- _Consigne_
Recopiez le texte sur la pièce Kliniken de « Kliniken © Simon » à « et leurs revendications. », en substituant « poste de radio » à « poste de télévision ».

- _Texte à analyser_
┌──

Kliniken © Simon Gosselin

Lars Norén a écrit en 1993 une pièce comme un documentaire, une succession de dialogues entre ces gens qu’un grain dans les rouages de la normalité a réunis là, on se sait trop pourquoi. Rien ne se passe, rien n’avance, rien n’évolue. La nouvelle traduction pour ce spectacle actualise les références, évoque par exemple la « nouvelle gauche » qui va se présenter aux élections, nous indique que le monde « normal » c’est le nôtre, aujourd’hui. De l’autre côté du  miroir, ce monde étrange des fous semble intemporel, insoucieux des soubresauts politiques et imperméable aux bruits de l’extérieur qu’un poste de télévision transmet en continu, focalisant les regards des internés alors que ceux du public demeurent rivés à ces êtres tendus, imprévisibles dans leurs déplacements et leurs revendications.

└──

- _Données extraites_

┌──

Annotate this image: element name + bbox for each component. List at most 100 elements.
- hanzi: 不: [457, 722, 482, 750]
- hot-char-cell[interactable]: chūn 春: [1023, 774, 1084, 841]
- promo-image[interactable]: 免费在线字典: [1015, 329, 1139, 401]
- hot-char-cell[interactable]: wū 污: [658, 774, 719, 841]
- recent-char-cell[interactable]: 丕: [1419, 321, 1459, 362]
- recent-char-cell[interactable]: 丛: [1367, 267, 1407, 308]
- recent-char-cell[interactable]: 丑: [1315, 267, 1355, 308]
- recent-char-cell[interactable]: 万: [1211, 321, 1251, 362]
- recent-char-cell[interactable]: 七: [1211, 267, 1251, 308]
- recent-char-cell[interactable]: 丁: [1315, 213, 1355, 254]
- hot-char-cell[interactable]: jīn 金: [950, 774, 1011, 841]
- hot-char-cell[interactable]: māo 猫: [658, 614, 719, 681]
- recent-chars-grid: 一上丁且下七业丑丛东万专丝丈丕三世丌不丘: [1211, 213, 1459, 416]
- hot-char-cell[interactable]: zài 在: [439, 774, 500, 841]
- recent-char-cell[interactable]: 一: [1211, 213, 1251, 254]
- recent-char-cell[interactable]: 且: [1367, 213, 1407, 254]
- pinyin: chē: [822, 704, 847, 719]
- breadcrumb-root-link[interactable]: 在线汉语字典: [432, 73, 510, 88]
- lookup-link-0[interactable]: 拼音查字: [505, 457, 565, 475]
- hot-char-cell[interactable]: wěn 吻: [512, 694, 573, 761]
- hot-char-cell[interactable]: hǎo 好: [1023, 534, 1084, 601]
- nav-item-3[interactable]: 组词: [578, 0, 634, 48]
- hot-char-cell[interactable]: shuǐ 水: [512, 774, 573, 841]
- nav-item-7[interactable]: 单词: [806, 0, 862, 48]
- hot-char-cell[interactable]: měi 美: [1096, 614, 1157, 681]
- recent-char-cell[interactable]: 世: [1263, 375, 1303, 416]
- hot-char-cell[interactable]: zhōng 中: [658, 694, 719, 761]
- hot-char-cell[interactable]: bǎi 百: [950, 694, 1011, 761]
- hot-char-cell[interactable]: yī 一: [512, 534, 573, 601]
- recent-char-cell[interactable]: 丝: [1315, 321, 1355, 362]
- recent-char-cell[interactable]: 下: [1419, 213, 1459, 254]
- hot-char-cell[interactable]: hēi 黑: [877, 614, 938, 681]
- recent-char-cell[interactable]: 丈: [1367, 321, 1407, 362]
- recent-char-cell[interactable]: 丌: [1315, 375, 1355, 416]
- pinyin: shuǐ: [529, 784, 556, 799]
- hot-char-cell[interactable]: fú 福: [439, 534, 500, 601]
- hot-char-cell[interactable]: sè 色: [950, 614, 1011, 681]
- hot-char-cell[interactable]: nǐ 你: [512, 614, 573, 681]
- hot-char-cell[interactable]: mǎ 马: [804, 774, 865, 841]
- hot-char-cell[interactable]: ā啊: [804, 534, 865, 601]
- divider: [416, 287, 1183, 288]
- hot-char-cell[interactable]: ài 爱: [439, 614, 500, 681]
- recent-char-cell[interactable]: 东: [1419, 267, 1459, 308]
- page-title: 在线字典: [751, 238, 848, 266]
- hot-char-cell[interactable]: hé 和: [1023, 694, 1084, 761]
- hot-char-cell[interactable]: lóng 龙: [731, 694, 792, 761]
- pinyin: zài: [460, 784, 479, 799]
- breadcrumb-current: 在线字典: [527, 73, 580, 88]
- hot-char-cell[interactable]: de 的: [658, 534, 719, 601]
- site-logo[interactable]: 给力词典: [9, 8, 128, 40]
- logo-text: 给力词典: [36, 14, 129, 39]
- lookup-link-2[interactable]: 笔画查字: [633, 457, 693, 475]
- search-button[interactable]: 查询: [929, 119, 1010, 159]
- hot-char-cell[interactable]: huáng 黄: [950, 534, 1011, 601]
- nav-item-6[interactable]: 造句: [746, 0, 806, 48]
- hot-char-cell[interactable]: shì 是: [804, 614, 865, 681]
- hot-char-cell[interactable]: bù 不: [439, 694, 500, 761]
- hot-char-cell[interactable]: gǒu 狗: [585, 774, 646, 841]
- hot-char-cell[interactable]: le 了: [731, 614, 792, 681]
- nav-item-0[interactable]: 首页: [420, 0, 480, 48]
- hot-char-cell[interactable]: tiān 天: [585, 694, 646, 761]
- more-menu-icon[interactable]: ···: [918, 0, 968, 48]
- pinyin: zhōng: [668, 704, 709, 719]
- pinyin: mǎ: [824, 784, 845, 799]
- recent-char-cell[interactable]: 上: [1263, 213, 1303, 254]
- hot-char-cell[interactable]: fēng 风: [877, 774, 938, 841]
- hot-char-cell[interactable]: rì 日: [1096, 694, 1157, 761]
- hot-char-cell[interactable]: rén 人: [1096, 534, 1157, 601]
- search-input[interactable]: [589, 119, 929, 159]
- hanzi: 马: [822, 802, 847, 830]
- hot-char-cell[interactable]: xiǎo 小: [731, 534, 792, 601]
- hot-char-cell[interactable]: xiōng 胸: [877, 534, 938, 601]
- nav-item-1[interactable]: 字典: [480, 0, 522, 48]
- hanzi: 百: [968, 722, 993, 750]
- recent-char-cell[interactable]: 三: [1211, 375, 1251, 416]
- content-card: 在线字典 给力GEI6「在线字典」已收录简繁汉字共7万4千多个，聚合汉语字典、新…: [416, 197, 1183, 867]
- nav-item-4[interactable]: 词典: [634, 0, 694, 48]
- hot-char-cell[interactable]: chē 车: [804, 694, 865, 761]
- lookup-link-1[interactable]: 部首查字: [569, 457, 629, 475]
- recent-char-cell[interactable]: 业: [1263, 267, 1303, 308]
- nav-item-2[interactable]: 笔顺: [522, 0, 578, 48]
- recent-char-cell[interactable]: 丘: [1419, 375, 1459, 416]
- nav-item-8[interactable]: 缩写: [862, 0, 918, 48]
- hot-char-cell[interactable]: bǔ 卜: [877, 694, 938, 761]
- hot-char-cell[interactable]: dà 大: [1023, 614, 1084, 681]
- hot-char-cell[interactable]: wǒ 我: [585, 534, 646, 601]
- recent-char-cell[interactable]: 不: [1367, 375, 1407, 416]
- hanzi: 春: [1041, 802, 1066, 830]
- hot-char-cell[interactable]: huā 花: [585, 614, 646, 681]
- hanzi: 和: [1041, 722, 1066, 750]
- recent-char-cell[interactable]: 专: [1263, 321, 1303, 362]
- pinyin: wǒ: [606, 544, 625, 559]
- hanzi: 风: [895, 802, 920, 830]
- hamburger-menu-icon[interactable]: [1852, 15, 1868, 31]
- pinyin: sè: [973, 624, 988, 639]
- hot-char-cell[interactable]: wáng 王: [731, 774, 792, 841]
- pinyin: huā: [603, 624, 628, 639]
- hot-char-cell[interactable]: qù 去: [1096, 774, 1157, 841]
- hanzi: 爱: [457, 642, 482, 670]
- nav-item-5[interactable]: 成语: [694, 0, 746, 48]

└──

- _Zone de réponse_
Kliniken © Simon Gosselin

Lars Norén a écrit en 1993 une pièce comme un documentaire, une succession de dialogues entre ces gens qu’un grain dans les rouages de la normalité a réunis là, on se sait trop pourquoi. Rien ne se passe, rien n’avance, rien n’évolue. La nouvelle traduction pour ce spectacle actualise les références, évoque par exemple la « nouvelle gauche » qui va se présenter aux élections, nous indique que le monde « normal » c’est le nôtre, aujourd’hui. De l’autre côté du  miroir, ce monde étrange des fous semble intemporel, insoucieux des soubresauts politiques et imperméable aux bruits de l’extérieur qu’un poste de radio transmet en continu, focalisant les regards des internés alors que ceux du public demeurent rivés à ces êtres tendus, imprévisibles dans leurs déplacements et leurs revendications.